### EXERCISE
Every line that includes the word "dengan" is to be listed.

___

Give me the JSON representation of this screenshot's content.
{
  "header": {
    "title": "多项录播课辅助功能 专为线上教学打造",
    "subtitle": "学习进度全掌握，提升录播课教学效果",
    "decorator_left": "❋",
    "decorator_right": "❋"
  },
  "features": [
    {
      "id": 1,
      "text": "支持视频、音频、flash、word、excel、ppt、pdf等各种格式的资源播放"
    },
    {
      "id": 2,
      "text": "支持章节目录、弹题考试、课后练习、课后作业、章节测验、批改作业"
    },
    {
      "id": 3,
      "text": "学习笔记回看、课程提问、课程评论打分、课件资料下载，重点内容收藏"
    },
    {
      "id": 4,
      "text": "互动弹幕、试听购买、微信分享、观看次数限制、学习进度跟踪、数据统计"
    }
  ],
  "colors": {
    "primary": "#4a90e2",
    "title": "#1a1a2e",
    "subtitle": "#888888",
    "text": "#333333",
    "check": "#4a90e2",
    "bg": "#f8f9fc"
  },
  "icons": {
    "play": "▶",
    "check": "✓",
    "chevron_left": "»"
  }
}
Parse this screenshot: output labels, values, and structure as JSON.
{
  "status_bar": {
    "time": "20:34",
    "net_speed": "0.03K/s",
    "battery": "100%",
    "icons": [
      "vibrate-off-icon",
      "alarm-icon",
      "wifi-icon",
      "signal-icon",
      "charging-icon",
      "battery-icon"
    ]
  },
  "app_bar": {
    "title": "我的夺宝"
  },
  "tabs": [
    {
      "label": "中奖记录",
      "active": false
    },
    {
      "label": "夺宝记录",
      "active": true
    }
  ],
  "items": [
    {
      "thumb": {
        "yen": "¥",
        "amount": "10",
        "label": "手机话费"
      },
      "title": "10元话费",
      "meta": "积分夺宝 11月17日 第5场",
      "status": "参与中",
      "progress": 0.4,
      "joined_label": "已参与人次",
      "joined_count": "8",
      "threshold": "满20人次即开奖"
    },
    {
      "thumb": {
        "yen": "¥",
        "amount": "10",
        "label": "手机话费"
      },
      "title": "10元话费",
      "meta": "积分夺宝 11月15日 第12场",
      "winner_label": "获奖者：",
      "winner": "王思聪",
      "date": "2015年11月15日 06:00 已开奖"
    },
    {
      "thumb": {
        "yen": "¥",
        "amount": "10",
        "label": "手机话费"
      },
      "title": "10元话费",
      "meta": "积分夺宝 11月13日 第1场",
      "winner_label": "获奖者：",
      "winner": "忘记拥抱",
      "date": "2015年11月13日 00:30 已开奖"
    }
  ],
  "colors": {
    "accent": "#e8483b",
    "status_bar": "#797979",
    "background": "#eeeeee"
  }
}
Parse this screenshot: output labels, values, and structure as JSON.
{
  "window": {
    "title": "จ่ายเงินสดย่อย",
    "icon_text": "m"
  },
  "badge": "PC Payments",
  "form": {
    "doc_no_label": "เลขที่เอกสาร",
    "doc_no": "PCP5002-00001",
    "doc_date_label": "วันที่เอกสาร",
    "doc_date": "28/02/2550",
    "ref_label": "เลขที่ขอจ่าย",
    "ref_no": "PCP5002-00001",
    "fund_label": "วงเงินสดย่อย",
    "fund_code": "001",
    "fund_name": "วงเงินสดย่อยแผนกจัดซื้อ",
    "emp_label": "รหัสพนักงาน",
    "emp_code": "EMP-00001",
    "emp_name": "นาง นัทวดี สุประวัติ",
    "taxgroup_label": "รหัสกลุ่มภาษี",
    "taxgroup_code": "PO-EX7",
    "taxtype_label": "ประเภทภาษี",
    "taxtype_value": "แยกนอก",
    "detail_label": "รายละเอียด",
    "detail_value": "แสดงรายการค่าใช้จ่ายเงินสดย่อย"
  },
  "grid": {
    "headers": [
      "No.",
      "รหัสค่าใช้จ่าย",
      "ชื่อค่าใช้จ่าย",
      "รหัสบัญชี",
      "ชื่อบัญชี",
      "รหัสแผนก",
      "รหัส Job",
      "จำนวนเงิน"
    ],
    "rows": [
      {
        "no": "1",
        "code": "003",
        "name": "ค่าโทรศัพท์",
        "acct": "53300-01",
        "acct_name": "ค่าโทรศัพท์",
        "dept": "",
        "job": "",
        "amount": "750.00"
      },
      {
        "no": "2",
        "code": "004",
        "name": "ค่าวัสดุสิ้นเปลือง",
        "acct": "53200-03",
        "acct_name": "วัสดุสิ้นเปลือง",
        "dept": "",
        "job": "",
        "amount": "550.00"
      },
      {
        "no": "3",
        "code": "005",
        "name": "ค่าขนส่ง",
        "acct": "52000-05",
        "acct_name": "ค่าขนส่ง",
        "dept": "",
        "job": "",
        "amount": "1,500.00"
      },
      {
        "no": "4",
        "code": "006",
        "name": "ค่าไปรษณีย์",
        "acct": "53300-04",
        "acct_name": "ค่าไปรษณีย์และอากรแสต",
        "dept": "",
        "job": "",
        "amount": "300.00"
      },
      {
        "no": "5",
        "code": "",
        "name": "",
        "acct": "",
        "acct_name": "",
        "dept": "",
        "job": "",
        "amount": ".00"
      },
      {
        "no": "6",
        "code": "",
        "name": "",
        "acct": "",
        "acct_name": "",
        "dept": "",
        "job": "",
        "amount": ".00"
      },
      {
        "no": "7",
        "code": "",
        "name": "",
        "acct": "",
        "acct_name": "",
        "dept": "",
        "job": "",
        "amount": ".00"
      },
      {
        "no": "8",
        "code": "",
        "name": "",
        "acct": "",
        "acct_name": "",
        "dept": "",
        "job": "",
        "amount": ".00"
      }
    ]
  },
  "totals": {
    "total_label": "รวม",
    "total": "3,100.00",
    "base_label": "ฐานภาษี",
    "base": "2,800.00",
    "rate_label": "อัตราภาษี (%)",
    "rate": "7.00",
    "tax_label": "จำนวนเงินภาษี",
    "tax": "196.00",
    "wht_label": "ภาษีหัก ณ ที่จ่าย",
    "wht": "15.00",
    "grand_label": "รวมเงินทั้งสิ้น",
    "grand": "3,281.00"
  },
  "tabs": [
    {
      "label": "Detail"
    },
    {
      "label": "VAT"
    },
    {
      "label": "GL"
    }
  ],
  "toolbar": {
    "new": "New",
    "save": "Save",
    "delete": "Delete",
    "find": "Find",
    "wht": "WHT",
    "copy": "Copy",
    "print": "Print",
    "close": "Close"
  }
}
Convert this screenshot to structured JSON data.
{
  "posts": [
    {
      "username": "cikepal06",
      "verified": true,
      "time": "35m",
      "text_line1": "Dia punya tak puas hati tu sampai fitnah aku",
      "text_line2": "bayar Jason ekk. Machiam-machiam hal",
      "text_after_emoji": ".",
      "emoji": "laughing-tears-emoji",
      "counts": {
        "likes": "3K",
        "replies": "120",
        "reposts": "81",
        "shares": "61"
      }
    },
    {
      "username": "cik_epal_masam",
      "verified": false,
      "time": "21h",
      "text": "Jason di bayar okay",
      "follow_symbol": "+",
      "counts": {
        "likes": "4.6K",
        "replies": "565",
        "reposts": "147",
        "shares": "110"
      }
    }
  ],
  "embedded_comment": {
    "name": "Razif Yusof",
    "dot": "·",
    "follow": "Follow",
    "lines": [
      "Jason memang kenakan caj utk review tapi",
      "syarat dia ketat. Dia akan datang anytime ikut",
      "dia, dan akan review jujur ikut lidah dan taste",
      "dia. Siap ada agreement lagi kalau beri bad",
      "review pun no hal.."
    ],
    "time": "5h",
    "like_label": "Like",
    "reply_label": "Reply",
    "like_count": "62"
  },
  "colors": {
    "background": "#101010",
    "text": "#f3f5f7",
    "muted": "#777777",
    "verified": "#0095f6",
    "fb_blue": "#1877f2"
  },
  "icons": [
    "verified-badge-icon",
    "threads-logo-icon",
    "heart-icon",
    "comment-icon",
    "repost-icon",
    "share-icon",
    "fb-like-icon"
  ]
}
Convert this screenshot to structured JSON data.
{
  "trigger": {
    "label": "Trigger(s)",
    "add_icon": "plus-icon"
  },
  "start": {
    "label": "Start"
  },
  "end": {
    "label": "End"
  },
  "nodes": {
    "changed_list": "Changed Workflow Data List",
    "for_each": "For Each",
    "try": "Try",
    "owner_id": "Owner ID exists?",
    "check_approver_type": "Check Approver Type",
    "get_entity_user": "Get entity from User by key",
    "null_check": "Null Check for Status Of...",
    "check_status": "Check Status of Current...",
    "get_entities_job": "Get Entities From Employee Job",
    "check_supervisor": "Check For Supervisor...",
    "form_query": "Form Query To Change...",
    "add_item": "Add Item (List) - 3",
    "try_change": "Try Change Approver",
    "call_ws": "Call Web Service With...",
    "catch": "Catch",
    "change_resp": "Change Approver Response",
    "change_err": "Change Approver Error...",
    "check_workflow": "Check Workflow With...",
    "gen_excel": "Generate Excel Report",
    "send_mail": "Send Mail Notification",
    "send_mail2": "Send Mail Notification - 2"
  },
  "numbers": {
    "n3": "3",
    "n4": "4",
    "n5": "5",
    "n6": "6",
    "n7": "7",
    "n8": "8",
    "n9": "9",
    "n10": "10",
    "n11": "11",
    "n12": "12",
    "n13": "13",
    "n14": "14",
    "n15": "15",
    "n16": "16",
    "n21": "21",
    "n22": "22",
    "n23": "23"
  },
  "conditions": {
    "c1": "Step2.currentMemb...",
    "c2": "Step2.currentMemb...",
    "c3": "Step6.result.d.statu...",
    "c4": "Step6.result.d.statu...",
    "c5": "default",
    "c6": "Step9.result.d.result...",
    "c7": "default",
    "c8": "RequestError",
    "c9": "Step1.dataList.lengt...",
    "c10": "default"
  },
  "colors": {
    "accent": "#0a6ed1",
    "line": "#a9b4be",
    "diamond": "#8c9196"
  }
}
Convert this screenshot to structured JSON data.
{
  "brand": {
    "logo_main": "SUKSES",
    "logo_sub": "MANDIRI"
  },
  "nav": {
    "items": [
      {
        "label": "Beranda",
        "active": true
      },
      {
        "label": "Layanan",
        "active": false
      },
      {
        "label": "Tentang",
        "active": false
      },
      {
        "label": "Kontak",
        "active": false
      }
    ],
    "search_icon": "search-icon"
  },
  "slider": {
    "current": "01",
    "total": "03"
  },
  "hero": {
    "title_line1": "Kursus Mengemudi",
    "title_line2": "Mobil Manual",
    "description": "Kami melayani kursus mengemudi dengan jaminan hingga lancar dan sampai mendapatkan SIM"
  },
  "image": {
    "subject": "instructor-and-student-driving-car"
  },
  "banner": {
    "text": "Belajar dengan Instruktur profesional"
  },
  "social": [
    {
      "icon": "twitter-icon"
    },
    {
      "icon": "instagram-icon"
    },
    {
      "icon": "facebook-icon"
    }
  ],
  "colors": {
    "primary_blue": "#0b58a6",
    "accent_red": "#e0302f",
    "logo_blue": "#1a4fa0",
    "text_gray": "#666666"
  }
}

___

### PROBLEM SOLUTION
    "description": "Kami melayani kursus mengemudi dengan jaminan hingga lancar dan sampai mendapatkan SIM"
    "text": "Belajar dengan Instruktur profesional"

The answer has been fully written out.